(Extracted data entries)
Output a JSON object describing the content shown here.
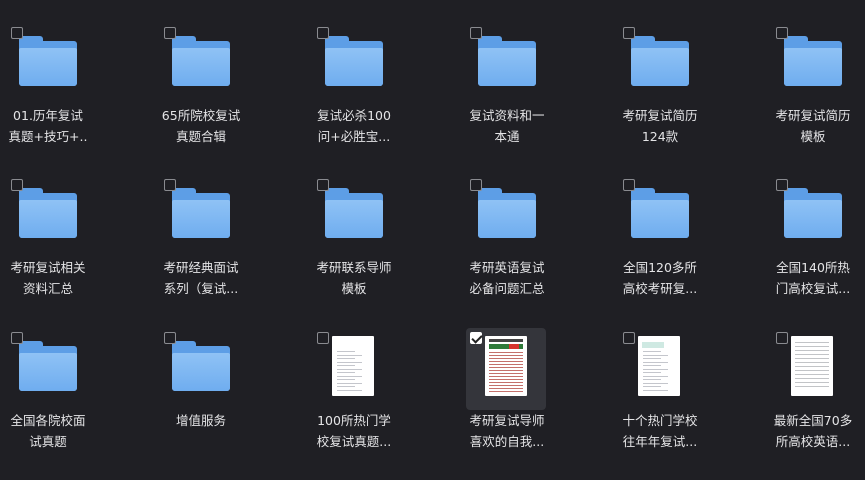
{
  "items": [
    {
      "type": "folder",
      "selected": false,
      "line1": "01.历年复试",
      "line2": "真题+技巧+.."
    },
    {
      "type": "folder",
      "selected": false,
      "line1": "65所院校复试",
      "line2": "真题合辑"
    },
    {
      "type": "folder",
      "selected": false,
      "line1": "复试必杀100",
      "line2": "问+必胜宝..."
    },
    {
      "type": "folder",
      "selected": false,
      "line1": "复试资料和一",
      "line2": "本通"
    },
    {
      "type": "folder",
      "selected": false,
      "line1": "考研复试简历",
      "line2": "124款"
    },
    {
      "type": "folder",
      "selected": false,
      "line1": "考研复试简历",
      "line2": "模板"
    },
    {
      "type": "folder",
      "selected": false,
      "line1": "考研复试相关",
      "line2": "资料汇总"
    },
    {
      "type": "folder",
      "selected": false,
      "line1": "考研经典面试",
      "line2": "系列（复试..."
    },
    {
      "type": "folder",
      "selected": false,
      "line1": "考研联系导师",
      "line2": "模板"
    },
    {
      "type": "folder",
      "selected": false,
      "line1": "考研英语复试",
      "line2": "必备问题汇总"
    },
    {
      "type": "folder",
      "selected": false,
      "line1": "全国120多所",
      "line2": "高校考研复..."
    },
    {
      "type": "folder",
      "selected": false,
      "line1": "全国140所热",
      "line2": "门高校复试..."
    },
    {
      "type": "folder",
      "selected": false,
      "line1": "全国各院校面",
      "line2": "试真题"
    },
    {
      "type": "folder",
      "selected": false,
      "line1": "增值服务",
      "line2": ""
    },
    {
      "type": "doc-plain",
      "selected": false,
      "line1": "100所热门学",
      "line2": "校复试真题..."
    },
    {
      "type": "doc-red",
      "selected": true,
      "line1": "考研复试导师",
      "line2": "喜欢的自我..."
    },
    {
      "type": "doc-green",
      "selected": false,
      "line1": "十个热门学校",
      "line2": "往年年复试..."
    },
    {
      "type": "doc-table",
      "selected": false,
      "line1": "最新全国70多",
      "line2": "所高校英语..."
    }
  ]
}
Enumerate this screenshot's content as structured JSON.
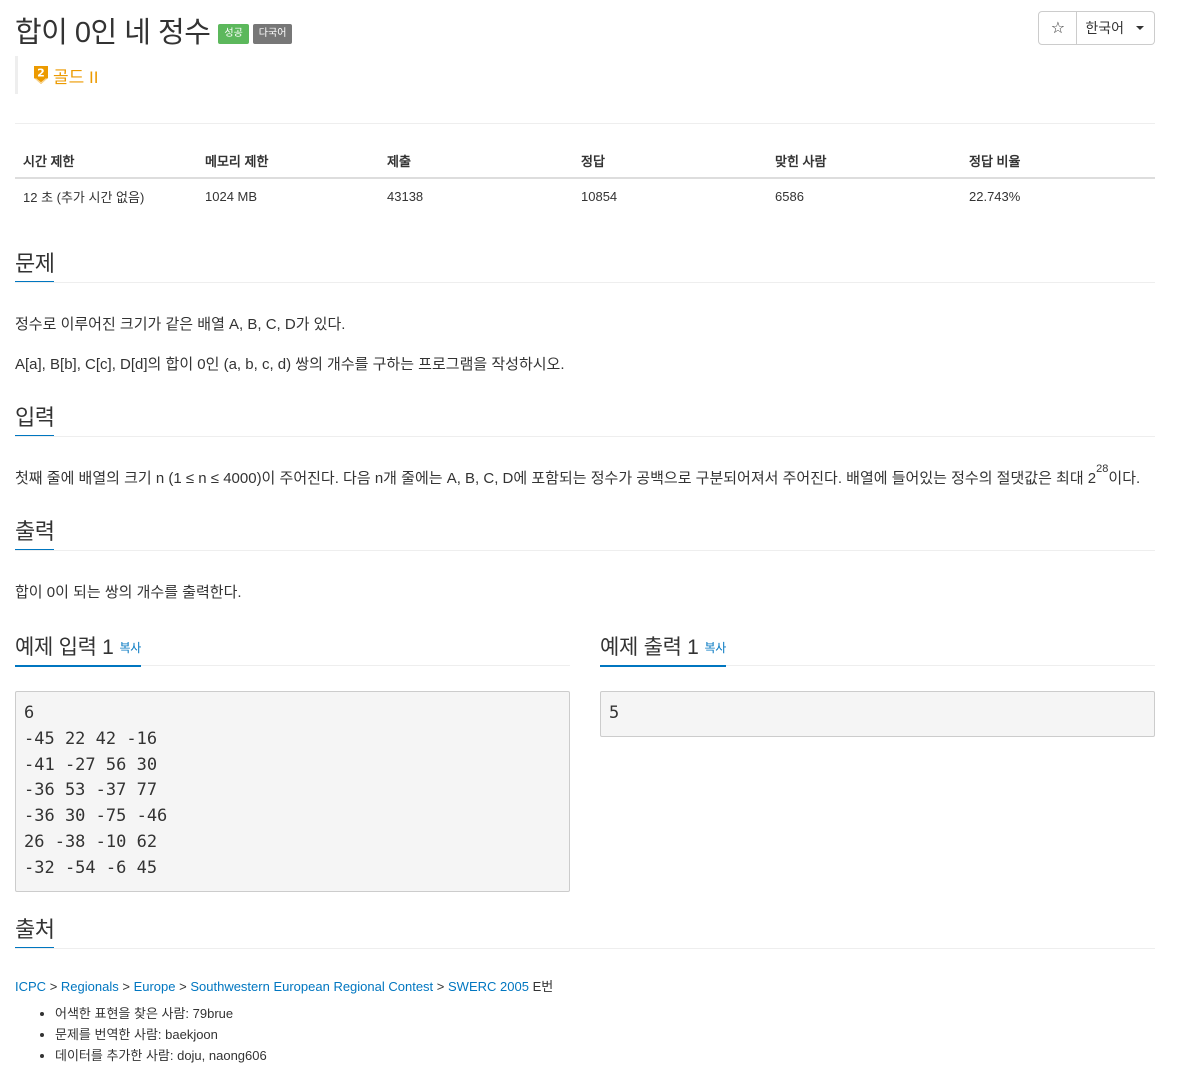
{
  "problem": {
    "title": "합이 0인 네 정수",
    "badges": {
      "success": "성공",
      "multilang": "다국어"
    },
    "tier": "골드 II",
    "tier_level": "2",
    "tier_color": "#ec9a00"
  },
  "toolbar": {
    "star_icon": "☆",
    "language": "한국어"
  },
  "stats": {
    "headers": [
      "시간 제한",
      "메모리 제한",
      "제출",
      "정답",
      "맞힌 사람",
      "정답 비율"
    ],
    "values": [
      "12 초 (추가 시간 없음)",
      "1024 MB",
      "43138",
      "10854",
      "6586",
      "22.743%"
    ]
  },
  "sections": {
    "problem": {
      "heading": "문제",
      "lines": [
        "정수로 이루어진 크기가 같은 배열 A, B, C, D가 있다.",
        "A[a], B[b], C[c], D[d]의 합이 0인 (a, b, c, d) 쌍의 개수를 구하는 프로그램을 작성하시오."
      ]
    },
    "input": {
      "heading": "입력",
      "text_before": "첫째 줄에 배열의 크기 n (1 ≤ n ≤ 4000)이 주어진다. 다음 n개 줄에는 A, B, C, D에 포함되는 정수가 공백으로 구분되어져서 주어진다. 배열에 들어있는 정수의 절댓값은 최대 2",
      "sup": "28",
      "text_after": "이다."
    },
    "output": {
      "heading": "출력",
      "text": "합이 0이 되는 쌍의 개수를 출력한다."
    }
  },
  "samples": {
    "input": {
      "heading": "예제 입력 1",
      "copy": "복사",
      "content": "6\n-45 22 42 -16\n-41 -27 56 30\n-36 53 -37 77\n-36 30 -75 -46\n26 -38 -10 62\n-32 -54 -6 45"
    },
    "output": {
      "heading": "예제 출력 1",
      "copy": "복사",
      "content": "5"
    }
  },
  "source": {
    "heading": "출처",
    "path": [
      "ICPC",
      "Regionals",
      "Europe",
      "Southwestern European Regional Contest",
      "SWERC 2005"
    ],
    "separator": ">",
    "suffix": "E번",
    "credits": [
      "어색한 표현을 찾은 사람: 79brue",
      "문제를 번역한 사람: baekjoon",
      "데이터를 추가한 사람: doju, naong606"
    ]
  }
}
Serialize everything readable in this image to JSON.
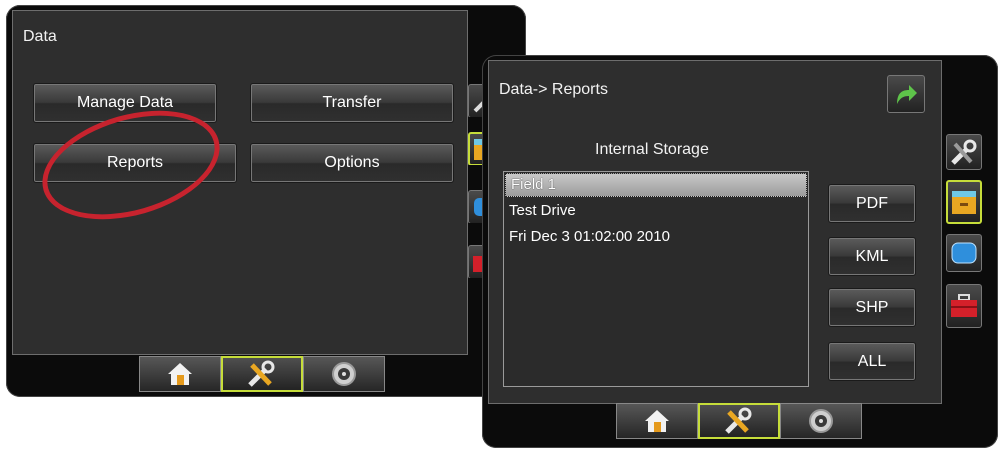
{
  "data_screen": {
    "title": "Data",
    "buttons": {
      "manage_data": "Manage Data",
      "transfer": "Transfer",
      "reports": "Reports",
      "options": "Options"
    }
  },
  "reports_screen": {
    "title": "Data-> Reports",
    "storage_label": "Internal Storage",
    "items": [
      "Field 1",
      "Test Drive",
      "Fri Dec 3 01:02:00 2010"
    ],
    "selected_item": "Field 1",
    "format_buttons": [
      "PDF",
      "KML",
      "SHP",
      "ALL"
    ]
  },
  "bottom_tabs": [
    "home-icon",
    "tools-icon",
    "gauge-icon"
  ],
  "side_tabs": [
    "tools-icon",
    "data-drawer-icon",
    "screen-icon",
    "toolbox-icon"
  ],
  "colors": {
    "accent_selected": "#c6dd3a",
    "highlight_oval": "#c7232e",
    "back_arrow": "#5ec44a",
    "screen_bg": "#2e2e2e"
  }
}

Work instructions: Pictures appear in the records above. Output everything except them, exactly.

Task answer:
Output a JSON object describing the content shown here.
{
  "items": [
    {
      "type": "folder",
      "selected": false,
      "line1": "01.历年复试",
      "line2": "真题+技巧+.."
    },
    {
      "type": "folder",
      "selected": false,
      "line1": "65所院校复试",
      "line2": "真题合辑"
    },
    {
      "type": "folder",
      "selected": false,
      "line1": "复试必杀100",
      "line2": "问+必胜宝..."
    },
    {
      "type": "folder",
      "selected": false,
      "line1": "复试资料和一",
      "line2": "本通"
    },
    {
      "type": "folder",
      "selected": false,
      "line1": "考研复试简历",
      "line2": "124款"
    },
    {
      "type": "folder",
      "selected": false,
      "line1": "考研复试简历",
      "line2": "模板"
    },
    {
      "type": "folder",
      "selected": false,
      "line1": "考研复试相关",
      "line2": "资料汇总"
    },
    {
      "type": "folder",
      "selected": false,
      "line1": "考研经典面试",
      "line2": "系列（复试..."
    },
    {
      "type": "folder",
      "selected": false,
      "line1": "考研联系导师",
      "line2": "模板"
    },
    {
      "type": "folder",
      "selected": false,
      "line1": "考研英语复试",
      "line2": "必备问题汇总"
    },
    {
      "type": "folder",
      "selected": false,
      "line1": "全国120多所",
      "line2": "高校考研复..."
    },
    {
      "type": "folder",
      "selected": false,
      "line1": "全国140所热",
      "line2": "门高校复试..."
    },
    {
      "type": "folder",
      "selected": false,
      "line1": "全国各院校面",
      "line2": "试真题"
    },
    {
      "type": "folder",
      "selected": false,
      "line1": "增值服务",
      "line2": ""
    },
    {
      "type": "doc-plain",
      "selected": false,
      "line1": "100所热门学",
      "line2": "校复试真题..."
    },
    {
      "type": "doc-red",
      "selected": true,
      "line1": "考研复试导师",
      "line2": "喜欢的自我..."
    },
    {
      "type": "doc-green",
      "selected": false,
      "line1": "十个热门学校",
      "line2": "往年年复试..."
    },
    {
      "type": "doc-table",
      "selected": false,
      "line1": "最新全国70多",
      "line2": "所高校英语..."
    }
  ]
}
Enumerate this screenshot's content as structured JSON.
{
  "problem": {
    "title": "합이 0인 네 정수",
    "badges": {
      "success": "성공",
      "multilang": "다국어"
    },
    "tier": "골드 II",
    "tier_level": "2",
    "tier_color": "#ec9a00"
  },
  "toolbar": {
    "star_icon": "☆",
    "language": "한국어"
  },
  "stats": {
    "headers": [
      "시간 제한",
      "메모리 제한",
      "제출",
      "정답",
      "맞힌 사람",
      "정답 비율"
    ],
    "values": [
      "12 초 (추가 시간 없음)",
      "1024 MB",
      "43138",
      "10854",
      "6586",
      "22.743%"
    ]
  },
  "sections": {
    "problem": {
      "heading": "문제",
      "lines": [
        "정수로 이루어진 크기가 같은 배열 A, B, C, D가 있다.",
        "A[a], B[b], C[c], D[d]의 합이 0인 (a, b, c, d) 쌍의 개수를 구하는 프로그램을 작성하시오."
      ]
    },
    "input": {
      "heading": "입력",
      "text_before": "첫째 줄에 배열의 크기 n (1 ≤ n ≤ 4000)이 주어진다. 다음 n개 줄에는 A, B, C, D에 포함되는 정수가 공백으로 구분되어져서 주어진다. 배열에 들어있는 정수의 절댓값은 최대 2",
      "sup": "28",
      "text_after": "이다."
    },
    "output": {
      "heading": "출력",
      "text": "합이 0이 되는 쌍의 개수를 출력한다."
    }
  },
  "samples": {
    "input": {
      "heading": "예제 입력 1",
      "copy": "복사",
      "content": "6\n-45 22 42 -16\n-41 -27 56 30\n-36 53 -37 77\n-36 30 -75 -46\n26 -38 -10 62\n-32 -54 -6 45"
    },
    "output": {
      "heading": "예제 출력 1",
      "copy": "복사",
      "content": "5"
    }
  },
  "source": {
    "heading": "출처",
    "path": [
      "ICPC",
      "Regionals",
      "Europe",
      "Southwestern European Regional Contest",
      "SWERC 2005"
    ],
    "separator": ">",
    "suffix": "E번",
    "credits": [
      "어색한 표현을 찾은 사람: 79brue",
      "문제를 번역한 사람: baekjoon",
      "데이터를 추가한 사람: doju, naong606"
    ]
  }
}
Serialize everything readable in this image to JSON.
{
  "data_screen": {
    "title": "Data",
    "buttons": {
      "manage_data": "Manage Data",
      "transfer": "Transfer",
      "reports": "Reports",
      "options": "Options"
    }
  },
  "reports_screen": {
    "title": "Data-> Reports",
    "storage_label": "Internal Storage",
    "items": [
      "Field 1",
      "Test Drive",
      "Fri Dec 3 01:02:00 2010"
    ],
    "selected_item": "Field 1",
    "format_buttons": [
      "PDF",
      "KML",
      "SHP",
      "ALL"
    ]
  },
  "bottom_tabs": [
    "home-icon",
    "tools-icon",
    "gauge-icon"
  ],
  "side_tabs": [
    "tools-icon",
    "data-drawer-icon",
    "screen-icon",
    "toolbox-icon"
  ],
  "colors": {
    "accent_selected": "#c6dd3a",
    "highlight_oval": "#c7232e",
    "back_arrow": "#5ec44a",
    "screen_bg": "#2e2e2e"
  }
}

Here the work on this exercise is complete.